Scan the records for the word "Initial". Copy each line that includes it.

────────

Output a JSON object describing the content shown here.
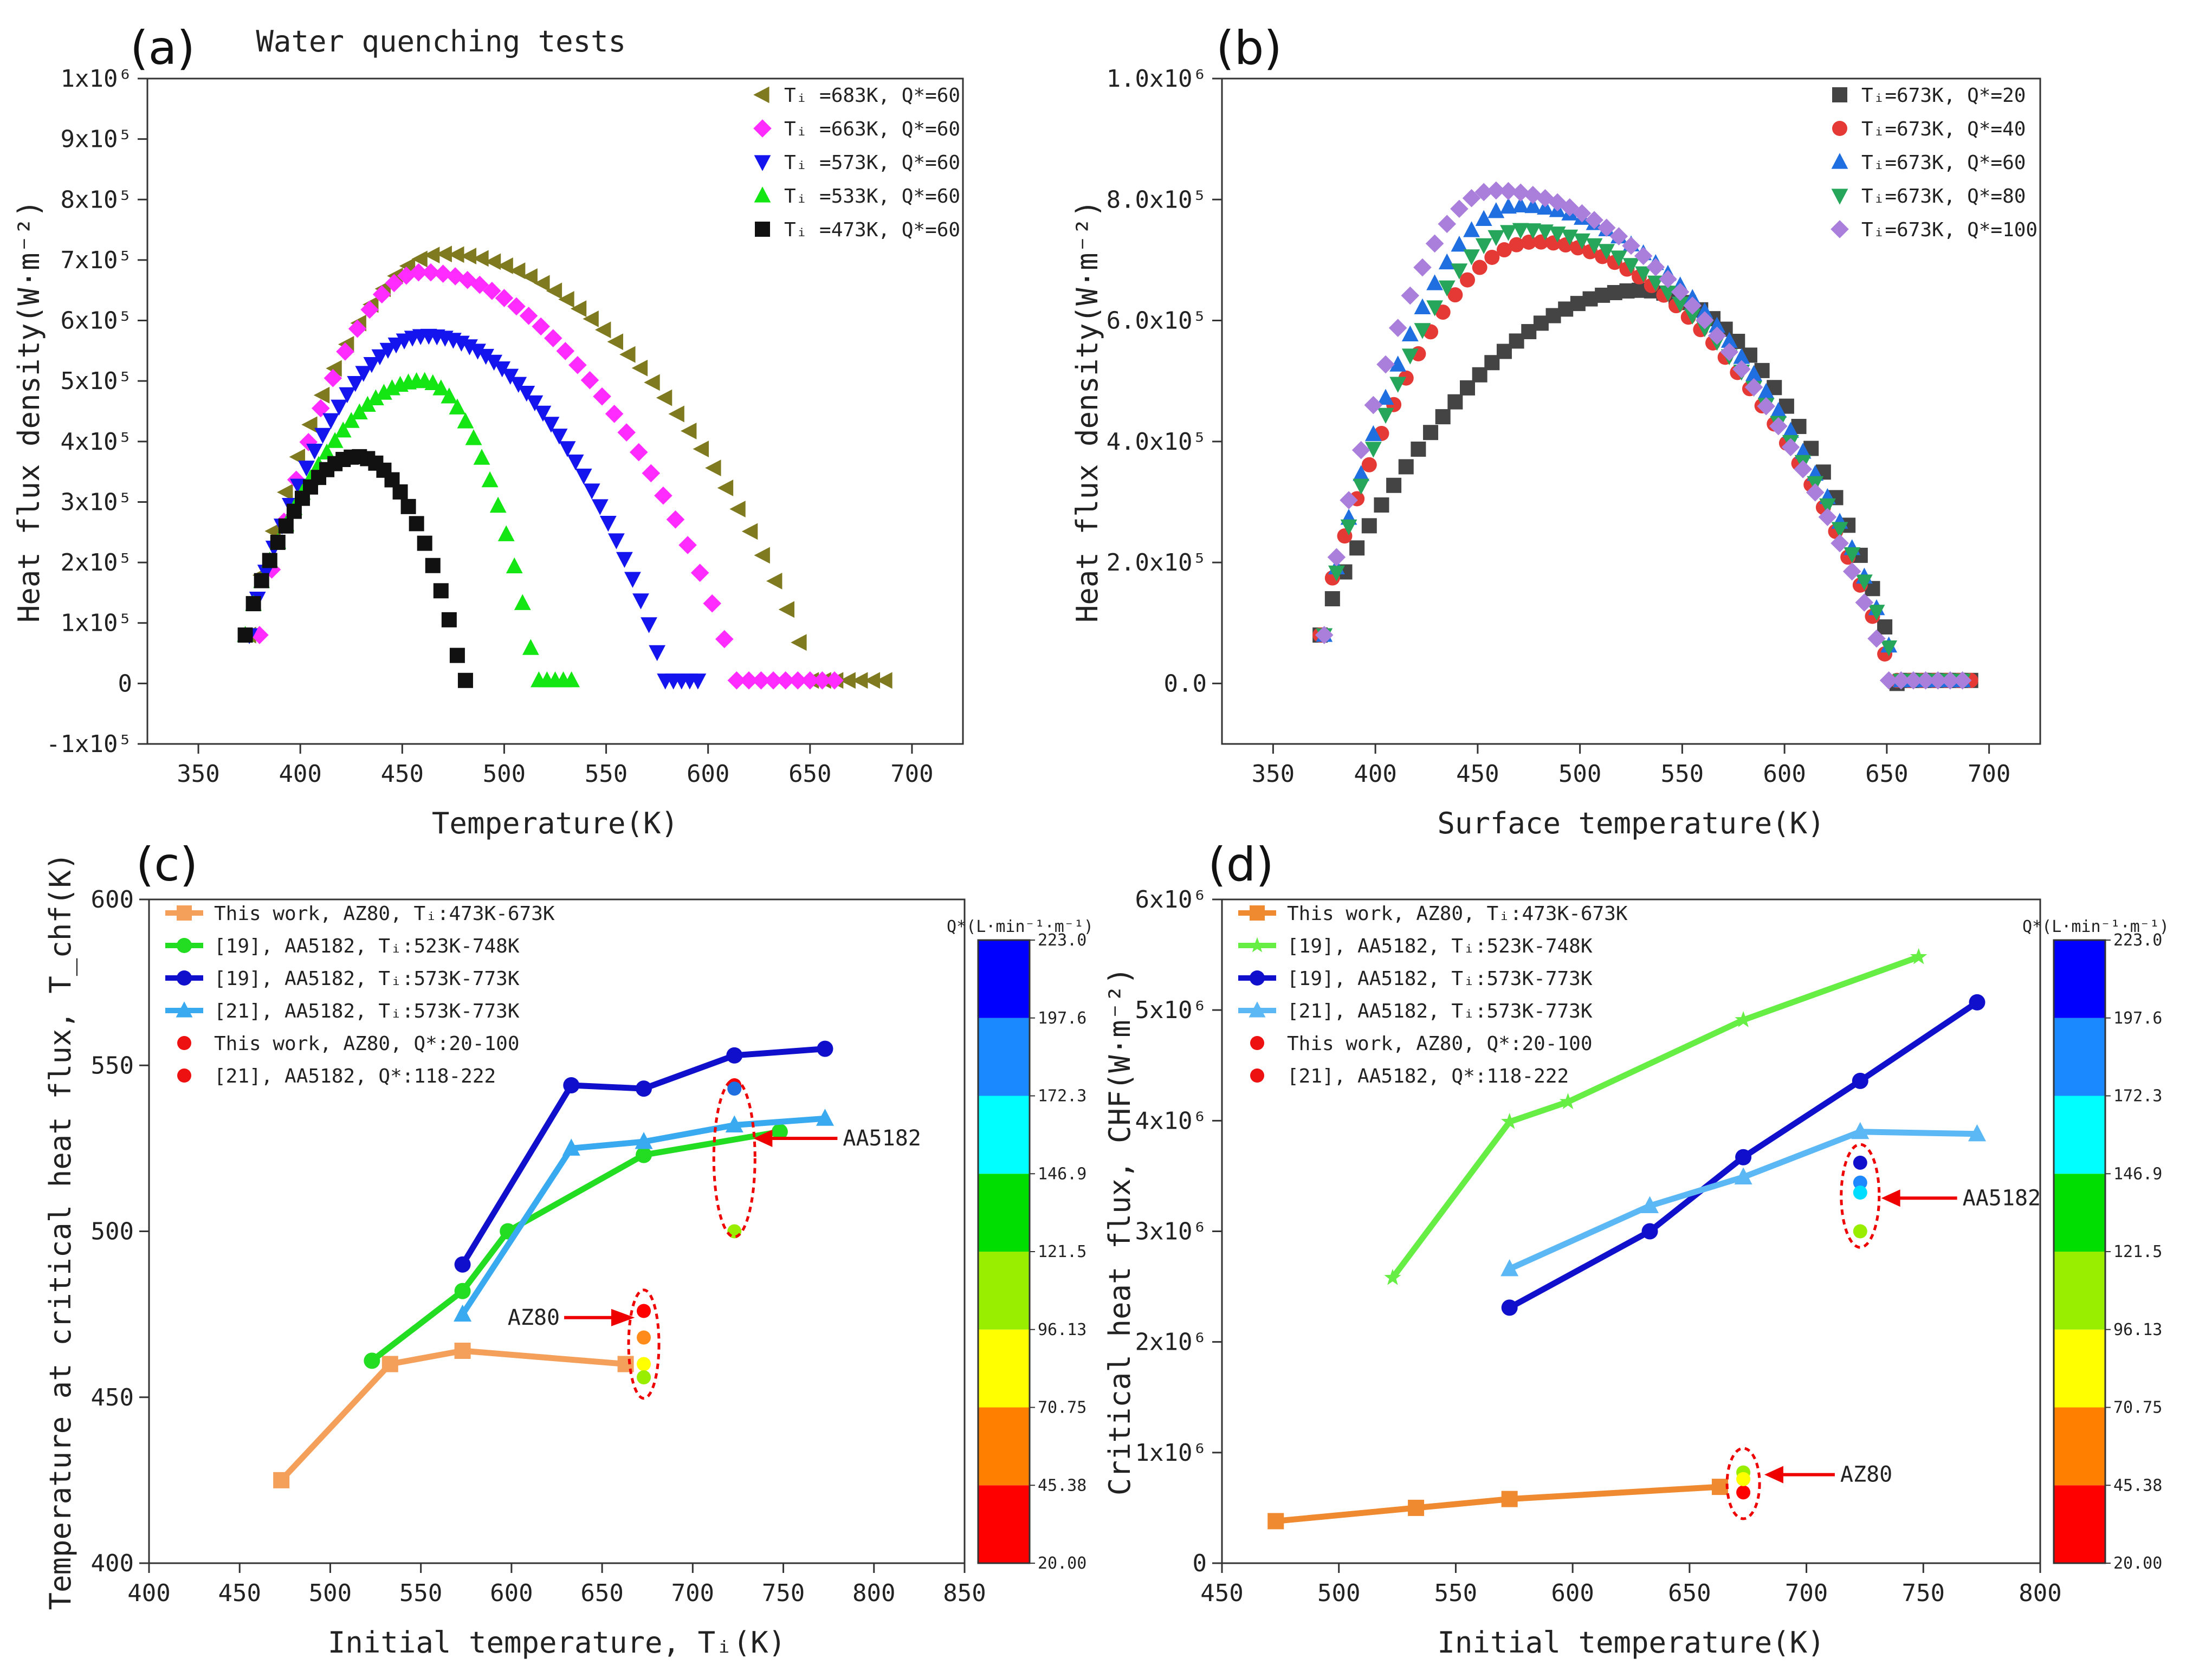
{
  "figure": {
    "panels": [
      "(a)",
      "(b)",
      "(c)",
      "(d)"
    ]
  },
  "chart_data": [
    {
      "id": "a",
      "type": "scatter",
      "panel_label": "(a)",
      "title": "Water quenching tests",
      "xlabel": "Temperature(K)",
      "ylabel": "Heat flux density(W·m⁻²)",
      "xlim": [
        325,
        725
      ],
      "ylim": [
        -100000,
        1000000
      ],
      "xticks": [
        350,
        400,
        450,
        500,
        550,
        600,
        650,
        700
      ],
      "yticks": [
        -100000,
        0,
        100000,
        200000,
        300000,
        400000,
        500000,
        600000,
        700000,
        800000,
        900000,
        1000000
      ],
      "ytick_labels": [
        "-1x10⁵",
        "0",
        "1x10⁵",
        "2x10⁵",
        "3x10⁵",
        "4x10⁵",
        "5x10⁵",
        "6x10⁵",
        "7x10⁵",
        "8x10⁵",
        "9x10⁵",
        "1x10⁶"
      ],
      "legend_pos": "top-right",
      "series": [
        {
          "name": "Tᵢ =683K, Q*=60",
          "marker": "triangle-left",
          "color": "#7f7a1f",
          "peak_x": 470,
          "peak_y": 710000,
          "start_x": 375,
          "end_x": 688,
          "zero_x": 650
        },
        {
          "name": "Tᵢ =663K, Q*=60",
          "marker": "diamond",
          "color": "#ff2bff",
          "peak_x": 460,
          "peak_y": 680000,
          "start_x": 380,
          "end_x": 663,
          "zero_x": 613
        },
        {
          "name": "Tᵢ =573K, Q*=60",
          "marker": "triangle-down",
          "color": "#1414ee",
          "peak_x": 462,
          "peak_y": 575000,
          "start_x": 375,
          "end_x": 595,
          "zero_x": 578
        },
        {
          "name": "Tᵢ =533K, Q*=60",
          "marker": "triangle-up",
          "color": "#14e614",
          "peak_x": 460,
          "peak_y": 500000,
          "start_x": 373,
          "end_x": 533,
          "zero_x": 515
        },
        {
          "name": "Tᵢ =473K, Q*=60",
          "marker": "square",
          "color": "#111111",
          "peak_x": 428,
          "peak_y": 375000,
          "start_x": 373,
          "end_x": 481,
          "zero_x": 479
        }
      ]
    },
    {
      "id": "b",
      "type": "scatter",
      "panel_label": "(b)",
      "title": "",
      "xlabel": "Surface temperature(K)",
      "ylabel": "Heat flux density(W·m⁻²)",
      "xlim": [
        325,
        725
      ],
      "ylim": [
        -100000,
        1000000
      ],
      "xticks": [
        350,
        400,
        450,
        500,
        550,
        600,
        650,
        700
      ],
      "yticks": [
        0,
        200000,
        400000,
        600000,
        800000,
        1000000
      ],
      "ytick_labels": [
        "0.0",
        "2.0x10⁵",
        "4.0x10⁵",
        "6.0x10⁵",
        "8.0x10⁵",
        "1.0x10⁶"
      ],
      "legend_pos": "top-right",
      "series": [
        {
          "name": "Tᵢ=673K, Q*=20",
          "marker": "square",
          "color": "#444444",
          "peak_x": 530,
          "peak_y": 650000,
          "start_x": 373,
          "end_x": 692,
          "zero_x": 655
        },
        {
          "name": "Tᵢ=673K, Q*=40",
          "marker": "circle",
          "color": "#e53935",
          "peak_x": 478,
          "peak_y": 730000,
          "start_x": 373,
          "end_x": 692,
          "zero_x": 652
        },
        {
          "name": "Tᵢ=673K, Q*=60",
          "marker": "triangle-up",
          "color": "#1f6fe0",
          "peak_x": 470,
          "peak_y": 790000,
          "start_x": 375,
          "end_x": 692,
          "zero_x": 655
        },
        {
          "name": "Tᵢ=673K, Q*=80",
          "marker": "triangle-down",
          "color": "#26a65b",
          "peak_x": 472,
          "peak_y": 750000,
          "start_x": 375,
          "end_x": 692,
          "zero_x": 655
        },
        {
          "name": "Tᵢ=673K, Q*=100",
          "marker": "diamond",
          "color": "#a97fdb",
          "peak_x": 458,
          "peak_y": 815000,
          "start_x": 375,
          "end_x": 692,
          "zero_x": 650
        }
      ]
    },
    {
      "id": "c",
      "type": "line",
      "panel_label": "(c)",
      "xlabel": "Initial temperature, Tᵢ(K)",
      "ylabel": "Temperature at critical heat flux, T_chf(K)",
      "xlim": [
        400,
        850
      ],
      "ylim": [
        400,
        600
      ],
      "xticks": [
        400,
        450,
        500,
        550,
        600,
        650,
        700,
        750,
        800,
        850
      ],
      "yticks": [
        400,
        450,
        500,
        550,
        600
      ],
      "legend_pos": "top-left",
      "series": [
        {
          "name": "This work, AZ80, Tᵢ:473K-673K",
          "marker": "square",
          "color": "#f5a05a",
          "x": [
            473,
            533,
            573,
            663
          ],
          "y": [
            425,
            460,
            464,
            460
          ]
        },
        {
          "name": "[19], AA5182, Tᵢ:523K-748K",
          "marker": "circle",
          "color": "#22dd22",
          "x": [
            523,
            573,
            598,
            673,
            748
          ],
          "y": [
            461,
            482,
            500,
            523,
            530
          ]
        },
        {
          "name": "[19], AA5182, Tᵢ:573K-773K",
          "marker": "circle",
          "color": "#1010cc",
          "x": [
            573,
            633,
            673,
            723,
            773
          ],
          "y": [
            490,
            544,
            543,
            553,
            555
          ]
        },
        {
          "name": "[21], AA5182, Tᵢ:573K-773K",
          "marker": "triangle-up",
          "color": "#39a9f0",
          "x": [
            573,
            633,
            673,
            723,
            773
          ],
          "y": [
            475,
            525,
            527,
            532,
            534
          ]
        }
      ],
      "scatter_points": [
        {
          "x": 673,
          "y": 476,
          "color": "#ff0000"
        },
        {
          "x": 673,
          "y": 468,
          "color": "#ff8c1a"
        },
        {
          "x": 673,
          "y": 460,
          "color": "#ffff00"
        },
        {
          "x": 673,
          "y": 456,
          "color": "#99ee00"
        },
        {
          "x": 723,
          "y": 544,
          "color": "#ff0000"
        },
        {
          "x": 723,
          "y": 543,
          "color": "#1f6fe0"
        },
        {
          "x": 723,
          "y": 500,
          "color": "#99ee00"
        }
      ],
      "scatter_legend": [
        "This work, AZ80, Q*:20-100",
        "[21], AA5182, Q*:118-222"
      ],
      "annotations": [
        "AA5182",
        "AZ80"
      ],
      "colorbar": {
        "title": "Q*(L·min⁻¹·m⁻¹)",
        "ticks": [
          "223.0",
          "197.6",
          "172.3",
          "146.9",
          "121.5",
          "96.13",
          "70.75",
          "45.38",
          "20.00"
        ],
        "colors": [
          "#ff0000",
          "#ff8000",
          "#ffff00",
          "#99ee00",
          "#00dd00",
          "#00ffff",
          "#1a88ff",
          "#0000ff"
        ]
      }
    },
    {
      "id": "d",
      "type": "line",
      "panel_label": "(d)",
      "xlabel": "Initial temperature(K)",
      "ylabel": "Critical heat flux, CHF(W·m⁻²)",
      "xlim": [
        450,
        800
      ],
      "ylim": [
        0,
        6000000
      ],
      "xticks": [
        450,
        500,
        550,
        600,
        650,
        700,
        750,
        800
      ],
      "yticks": [
        0,
        1000000,
        2000000,
        3000000,
        4000000,
        5000000,
        6000000
      ],
      "ytick_labels": [
        "0",
        "1x10⁶",
        "2x10⁶",
        "3x10⁶",
        "4x10⁶",
        "5x10⁶",
        "6x10⁶"
      ],
      "legend_pos": "top-left",
      "series": [
        {
          "name": "This work, AZ80, Tᵢ:473K-673K",
          "marker": "square",
          "color": "#f08a30",
          "x": [
            473,
            533,
            573,
            663
          ],
          "y": [
            380000,
            500000,
            580000,
            690000
          ]
        },
        {
          "name": "[19], AA5182, Tᵢ:523K-748K",
          "marker": "star",
          "color": "#66ee44",
          "x": [
            523,
            573,
            598,
            673,
            748
          ],
          "y": [
            2580000,
            3990000,
            4170000,
            4910000,
            5480000
          ]
        },
        {
          "name": "[19], AA5182, Tᵢ:573K-773K",
          "marker": "circle",
          "color": "#1010cc",
          "x": [
            573,
            633,
            673,
            723,
            773
          ],
          "y": [
            2310000,
            3000000,
            3670000,
            4360000,
            5070000
          ]
        },
        {
          "name": "[21], AA5182, Tᵢ:573K-773K",
          "marker": "triangle-up",
          "color": "#5cb8f5",
          "x": [
            573,
            633,
            673,
            723,
            773
          ],
          "y": [
            2660000,
            3230000,
            3490000,
            3900000,
            3880000
          ]
        }
      ],
      "scatter_points": [
        {
          "x": 673,
          "y": 640000,
          "color": "#ff0000"
        },
        {
          "x": 673,
          "y": 820000,
          "color": "#99ee00"
        },
        {
          "x": 673,
          "y": 760000,
          "color": "#ffff00"
        },
        {
          "x": 723,
          "y": 3620000,
          "color": "#1010cc"
        },
        {
          "x": 723,
          "y": 3440000,
          "color": "#1f88ff"
        },
        {
          "x": 723,
          "y": 3350000,
          "color": "#00ddff"
        },
        {
          "x": 723,
          "y": 3000000,
          "color": "#99ee00"
        }
      ],
      "scatter_legend": [
        "This work, AZ80, Q*:20-100",
        "[21], AA5182, Q*:118-222"
      ],
      "annotations": [
        "AA5182",
        "AZ80"
      ],
      "colorbar": {
        "title": "Q*(L·min⁻¹·m⁻¹)",
        "ticks": [
          "223.0",
          "197.6",
          "172.3",
          "146.9",
          "121.5",
          "96.13",
          "70.75",
          "45.38",
          "20.00"
        ],
        "colors": [
          "#ff0000",
          "#ff8000",
          "#ffff00",
          "#99ee00",
          "#00dd00",
          "#00ffff",
          "#1a88ff",
          "#0000ff"
        ]
      }
    }
  ]
}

────────

SOLUTION TO THE EXERCISE –
      "xlabel": "Initial temperature, Tᵢ(K)",
      "xlabel": "Initial temperature(K)",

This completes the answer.